> [Exercise directions]:
Make an exact transcription of the material, leaving out all images.

═════ Given entries ═════

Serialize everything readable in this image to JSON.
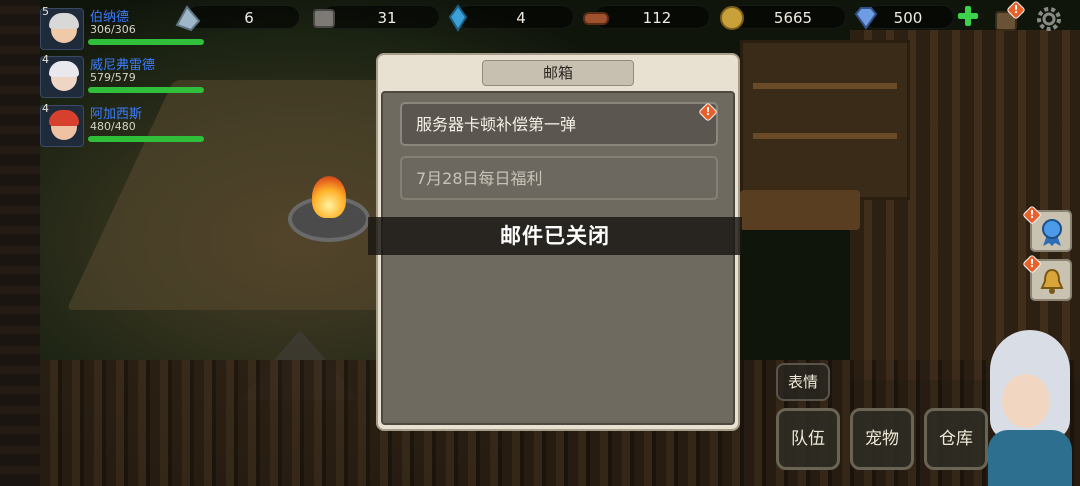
{
  "resources": [
    {
      "icon": "stone-shard-icon",
      "value": "6"
    },
    {
      "icon": "iron-ore-icon",
      "value": "31"
    },
    {
      "icon": "crystal-icon",
      "value": "4"
    },
    {
      "icon": "wood-log-icon",
      "value": "112"
    },
    {
      "icon": "gold-coin-icon",
      "value": "5665"
    },
    {
      "icon": "diamond-icon",
      "value": "500"
    }
  ],
  "party": [
    {
      "level": "5",
      "name": "伯纳德",
      "hp": "306/306",
      "hp_fraction": 1.0
    },
    {
      "level": "4",
      "name": "威尼弗雷德",
      "hp": "579/579",
      "hp_fraction": 1.0
    },
    {
      "level": "4",
      "name": "阿加西斯",
      "hp": "480/480",
      "hp_fraction": 1.0
    }
  ],
  "mailbox": {
    "title": "邮箱",
    "items": [
      {
        "subject": "服务器卡顿补偿第一弹",
        "unread": true
      },
      {
        "subject": "7月28日每日福利",
        "unread": false
      }
    ]
  },
  "toast": "邮件已关闭",
  "bottom": {
    "emote_label": "表情",
    "team_label": "队伍",
    "pet_label": "宠物",
    "storage_label": "仓库"
  },
  "alert_mark": "!",
  "colors": {
    "accent_alert": "#e9602a",
    "hp_bar": "#2fbf3a",
    "party_name": "#3c7cff"
  }
}
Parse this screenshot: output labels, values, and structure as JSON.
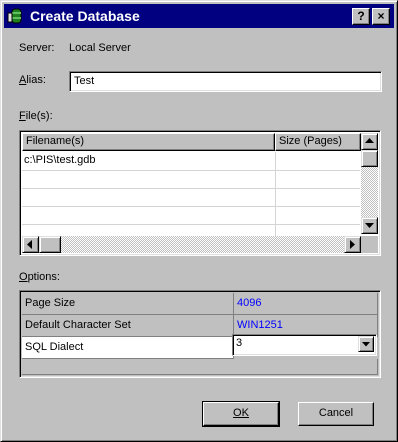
{
  "window": {
    "title": "Create Database",
    "help_label": "?",
    "close_label": "×"
  },
  "server": {
    "label": "Server:",
    "value": "Local Server"
  },
  "alias": {
    "label": "Alias:",
    "value": "Test"
  },
  "files": {
    "label": "File(s):",
    "columns": [
      "Filename(s)",
      "Size (Pages)"
    ],
    "rows": [
      {
        "filename": "c:\\PIS\\test.gdb",
        "size": ""
      }
    ]
  },
  "options": {
    "label": "Options:",
    "rows": [
      {
        "name": "Page Size",
        "value": "4096"
      },
      {
        "name": "Default Character Set",
        "value": "WIN1251"
      },
      {
        "name": "SQL Dialect",
        "value": "3"
      }
    ],
    "value_color": "#0000ff"
  },
  "buttons": {
    "ok": "OK",
    "cancel": "Cancel"
  },
  "colors": {
    "titlebar": "#000080",
    "face": "#c0c0c0"
  }
}
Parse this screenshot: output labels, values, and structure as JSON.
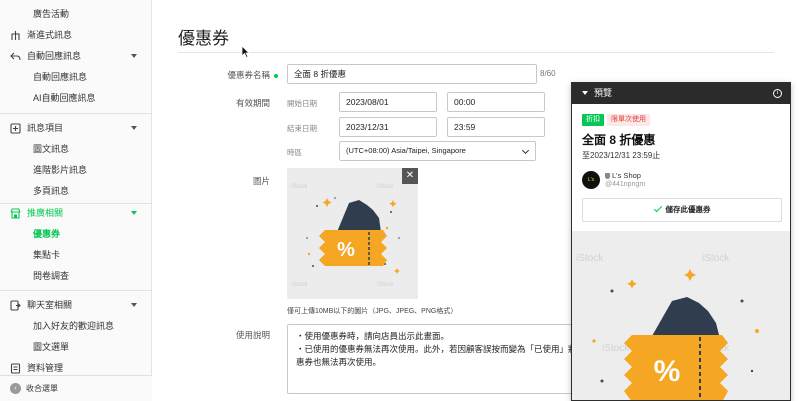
{
  "sidebar": {
    "items": [
      {
        "label": "廣告活動"
      },
      {
        "label": "漸進式訊息"
      },
      {
        "label": "自動回應訊息"
      },
      {
        "label": "自動回應訊息"
      },
      {
        "label": "AI自動回應訊息"
      },
      {
        "label": "訊息項目"
      },
      {
        "label": "圖文訊息"
      },
      {
        "label": "進階影片訊息"
      },
      {
        "label": "多頁訊息"
      },
      {
        "label": "推廣相關"
      },
      {
        "label": "優惠券"
      },
      {
        "label": "集點卡"
      },
      {
        "label": "問卷調查"
      },
      {
        "label": "聊天室相關"
      },
      {
        "label": "加入好友的歡迎訊息"
      },
      {
        "label": "圖文選單"
      },
      {
        "label": "資料管理"
      }
    ],
    "footer_label": "收合選單"
  },
  "main": {
    "title": "優惠券",
    "name_label": "優惠券名稱",
    "name_value": "全面 8 折優惠",
    "name_counter": "8/60",
    "period_label": "有效期間",
    "start_label": "開始日期",
    "start_date": "2023/08/01",
    "start_time": "00:00",
    "end_label": "結束日期",
    "end_date": "2023/12/31",
    "end_time": "23:59",
    "tz_label": "時區",
    "tz_value": "(UTC+08:00) Asia/Taipei, Singapore",
    "image_label": "圖片",
    "image_close": "✕",
    "image_note": "僅可上傳10MB以下的圖片（JPG、JPEG、PNG格式）",
    "usage_label": "使用說明",
    "usage_lines": [
      "・使用優惠券時，請向店員出示此畫面。",
      "・已使用的優惠券無法再次使用。此外，若因顧客誤按而變為「已使用」狀態",
      "惠券也無法再次使用。"
    ]
  },
  "preview": {
    "header": "預覽",
    "info_icon": "i",
    "badge_type": "折扣",
    "badge_limit": "限單次使用",
    "coupon_title": "全面 8 折優惠",
    "expiry": "至2023/12/31 23:59止",
    "shop_name": "L's Shop",
    "shop_id": "@441npngm",
    "avatar_text": "L's",
    "save_label": "儲存此優惠券"
  },
  "coupon_image": {
    "symbol": "%",
    "watermark": "iStock",
    "colors": {
      "ticket": "#f5a623",
      "pocket": "#2f3d4f",
      "background": "#ececec"
    }
  },
  "colors": {
    "accent": "#06c755",
    "badge_red": "#e0413e",
    "preview_header": "#2b2b2b"
  }
}
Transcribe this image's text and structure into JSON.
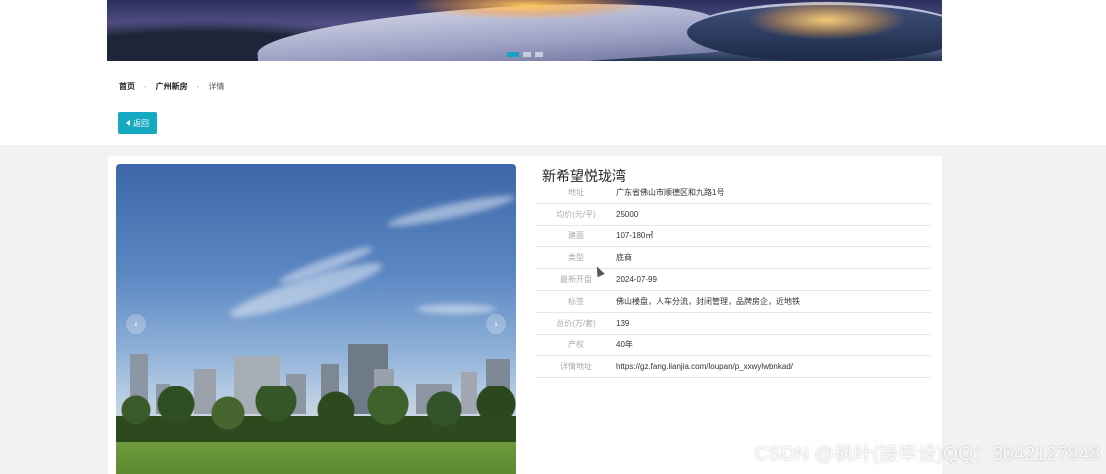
{
  "banner": {
    "slides_total": 3,
    "active_slide": 1
  },
  "breadcrumb": {
    "home": "首页",
    "sep": "-",
    "category": "广州新房",
    "current": "详情"
  },
  "back_button": {
    "label": "返回"
  },
  "property": {
    "name": "新希望悦珑湾",
    "details": [
      {
        "label": "地址",
        "value": "广东省佛山市顺德区和九路1号"
      },
      {
        "label": "均价(元/平)",
        "value": "25000"
      },
      {
        "label": "建面",
        "value": "107-180㎡"
      },
      {
        "label": "类型",
        "value": "底商"
      },
      {
        "label": "最新开盘",
        "value": "2024-07-99"
      },
      {
        "label": "标签",
        "value": "佛山楼盘，人车分流，封闭管理，品牌房企，近地铁"
      },
      {
        "label": "总价(万/套)",
        "value": "139"
      },
      {
        "label": "产权",
        "value": "40年"
      },
      {
        "label": "详情地址",
        "value": "https://gz.fang.lianjia.com/loupan/p_xxwylwbnkad/"
      }
    ]
  },
  "carousel": {
    "prev_icon": "‹",
    "next_icon": "›"
  },
  "watermark": "CSDN @枫叶(接毕设)QQ：3042127848",
  "colors": {
    "accent": "#16a9c2",
    "page_bg": "#f2f2f2"
  }
}
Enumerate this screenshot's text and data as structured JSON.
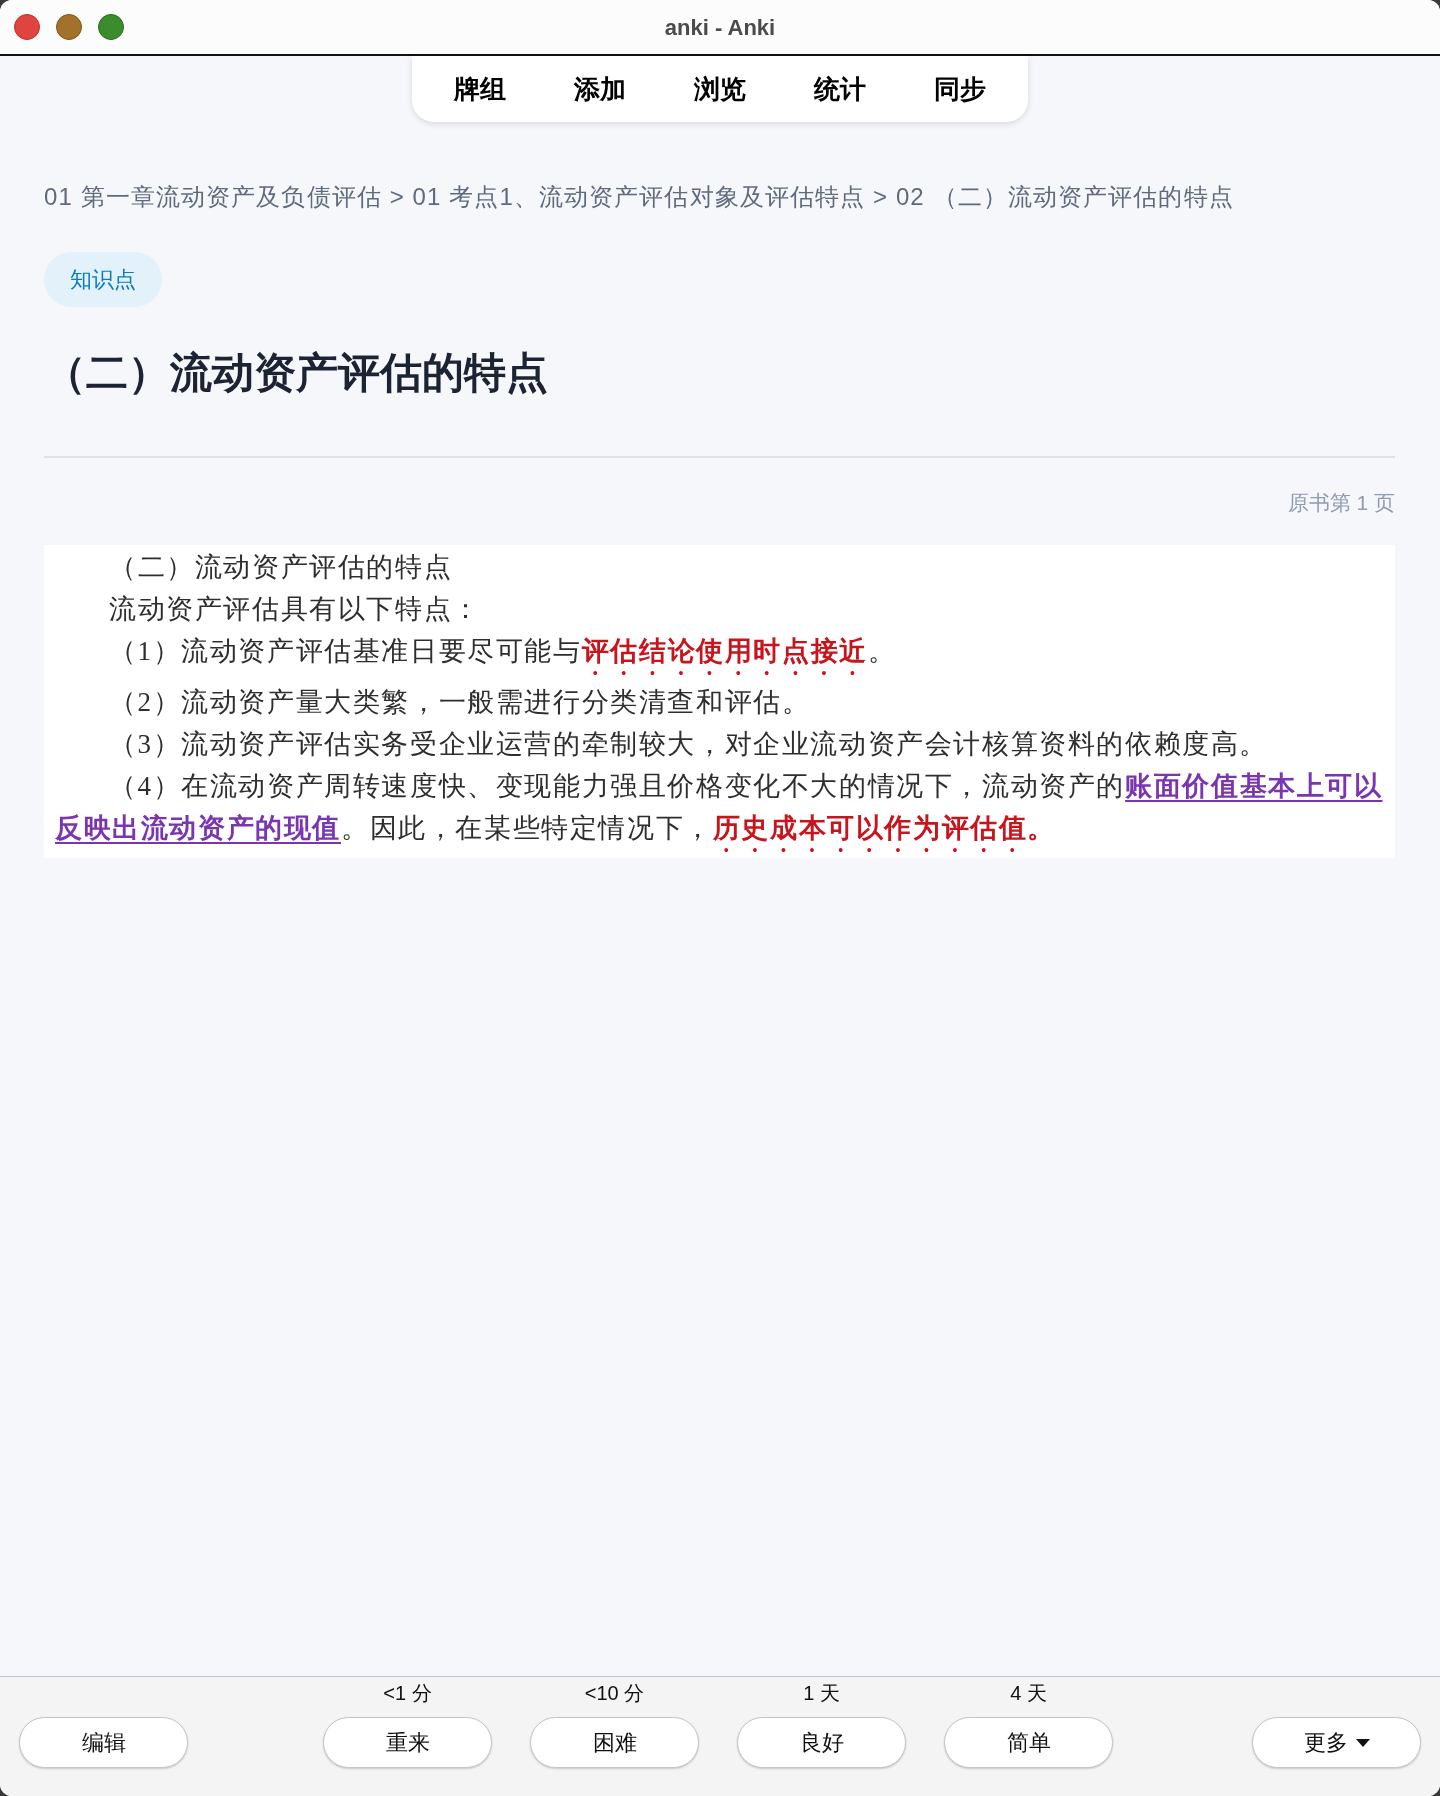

═════

> [Solution for this task]:
Serialize everything readable in this image to JSON.
{
  "resources": [
    {
      "icon": "stone-shard-icon",
      "value": "6"
    },
    {
      "icon": "iron-ore-icon",
      "value": "31"
    },
    {
      "icon": "crystal-icon",
      "value": "4"
    },
    {
      "icon": "wood-log-icon",
      "value": "112"
    },
    {
      "icon": "gold-coin-icon",
      "value": "5665"
    },
    {
      "icon": "diamond-icon",
      "value": "500"
    }
  ],
  "party": [
    {
      "level": "5",
      "name": "伯纳德",
      "hp": "306/306",
      "hp_fraction": 1.0
    },
    {
      "level": "4",
      "name": "威尼弗雷德",
      "hp": "579/579",
      "hp_fraction": 1.0
    },
    {
      "level": "4",
      "name": "阿加西斯",
      "hp": "480/480",
      "hp_fraction": 1.0
    }
  ],
  "mailbox": {
    "title": "邮箱",
    "items": [
      {
        "subject": "服务器卡顿补偿第一弹",
        "unread": true
      },
      {
        "subject": "7月28日每日福利",
        "unread": false
      }
    ]
  },
  "toast": "邮件已关闭",
  "bottom": {
    "emote_label": "表情",
    "team_label": "队伍",
    "pet_label": "宠物",
    "storage_label": "仓库"
  },
  "alert_mark": "!",
  "colors": {
    "accent_alert": "#e9602a",
    "hp_bar": "#2fbf3a",
    "party_name": "#3c7cff"
  }
}
Parse this screenshot: output labels, values, and structure as JSON.
{
  "window": {
    "title": "Create Database",
    "help_label": "?",
    "close_label": "×"
  },
  "server": {
    "label": "Server:",
    "value": "Local Server"
  },
  "alias": {
    "label": "Alias:",
    "value": "Test"
  },
  "files": {
    "label": "File(s):",
    "columns": [
      "Filename(s)",
      "Size (Pages)"
    ],
    "rows": [
      {
        "filename": "c:\\PIS\\test.gdb",
        "size": ""
      }
    ]
  },
  "options": {
    "label": "Options:",
    "rows": [
      {
        "name": "Page Size",
        "value": "4096"
      },
      {
        "name": "Default Character Set",
        "value": "WIN1251"
      },
      {
        "name": "SQL Dialect",
        "value": "3"
      }
    ],
    "value_color": "#0000ff"
  },
  "buttons": {
    "ok": "OK",
    "cancel": "Cancel"
  },
  "colors": {
    "titlebar": "#000080",
    "face": "#c0c0c0"
  }
}
Parse this screenshot: output labels, values, and structure as JSON.
{
  "sidebar": {
    "items": [
      {
        "label": "廣告活動"
      },
      {
        "label": "漸進式訊息"
      },
      {
        "label": "自動回應訊息"
      },
      {
        "label": "自動回應訊息"
      },
      {
        "label": "AI自動回應訊息"
      },
      {
        "label": "訊息項目"
      },
      {
        "label": "圖文訊息"
      },
      {
        "label": "進階影片訊息"
      },
      {
        "label": "多頁訊息"
      },
      {
        "label": "推廣相關"
      },
      {
        "label": "優惠券"
      },
      {
        "label": "集點卡"
      },
      {
        "label": "問卷調查"
      },
      {
        "label": "聊天室相關"
      },
      {
        "label": "加入好友的歡迎訊息"
      },
      {
        "label": "圖文選單"
      },
      {
        "label": "資料管理"
      }
    ],
    "footer_label": "收合選單"
  },
  "main": {
    "title": "優惠券",
    "name_label": "優惠券名稱",
    "name_value": "全面 8 折優惠",
    "name_counter": "8/60",
    "period_label": "有效期間",
    "start_label": "開始日期",
    "start_date": "2023/08/01",
    "start_time": "00:00",
    "end_label": "結束日期",
    "end_date": "2023/12/31",
    "end_time": "23:59",
    "tz_label": "時區",
    "tz_value": "(UTC+08:00) Asia/Taipei, Singapore",
    "image_label": "圖片",
    "image_close": "✕",
    "image_note": "僅可上傳10MB以下的圖片（JPG、JPEG、PNG格式）",
    "usage_label": "使用說明",
    "usage_lines": [
      "・使用優惠券時，請向店員出示此畫面。",
      "・已使用的優惠券無法再次使用。此外，若因顧客誤按而變為「已使用」狀態",
      "惠券也無法再次使用。"
    ]
  },
  "preview": {
    "header": "預覽",
    "info_icon": "i",
    "badge_type": "折扣",
    "badge_limit": "限單次使用",
    "coupon_title": "全面 8 折優惠",
    "expiry": "至2023/12/31 23:59止",
    "shop_name": "L's Shop",
    "shop_id": "@441npngm",
    "avatar_text": "L's",
    "save_label": "儲存此優惠券"
  },
  "coupon_image": {
    "symbol": "%",
    "watermark": "iStock",
    "colors": {
      "ticket": "#f5a623",
      "pocket": "#2f3d4f",
      "background": "#ececec"
    }
  },
  "colors": {
    "accent": "#06c755",
    "badge_red": "#e0413e",
    "preview_header": "#2b2b2b"
  }
}
Transcribe this image's text and structure into JSON.
{
  "banner": {
    "slides_total": 3,
    "active_slide": 1
  },
  "breadcrumb": {
    "home": "首页",
    "sep": "-",
    "category": "广州新房",
    "current": "详情"
  },
  "back_button": {
    "label": "返回"
  },
  "property": {
    "name": "新希望悦珑湾",
    "details": [
      {
        "label": "地址",
        "value": "广东省佛山市顺德区和九路1号"
      },
      {
        "label": "均价(元/平)",
        "value": "25000"
      },
      {
        "label": "建面",
        "value": "107-180㎡"
      },
      {
        "label": "类型",
        "value": "底商"
      },
      {
        "label": "最新开盘",
        "value": "2024-07-99"
      },
      {
        "label": "标签",
        "value": "佛山楼盘，人车分流，封闭管理，品牌房企，近地铁"
      },
      {
        "label": "总价(万/套)",
        "value": "139"
      },
      {
        "label": "产权",
        "value": "40年"
      },
      {
        "label": "详情地址",
        "value": "https://gz.fang.lianjia.com/loupan/p_xxwylwbnkad/"
      }
    ]
  },
  "carousel": {
    "prev_icon": "‹",
    "next_icon": "›"
  },
  "watermark": "CSDN @枫叶(接毕设)QQ：3042127848",
  "colors": {
    "accent": "#16a9c2",
    "page_bg": "#f2f2f2"
  }
}
Enumerate this screenshot's text and data as structured JSON.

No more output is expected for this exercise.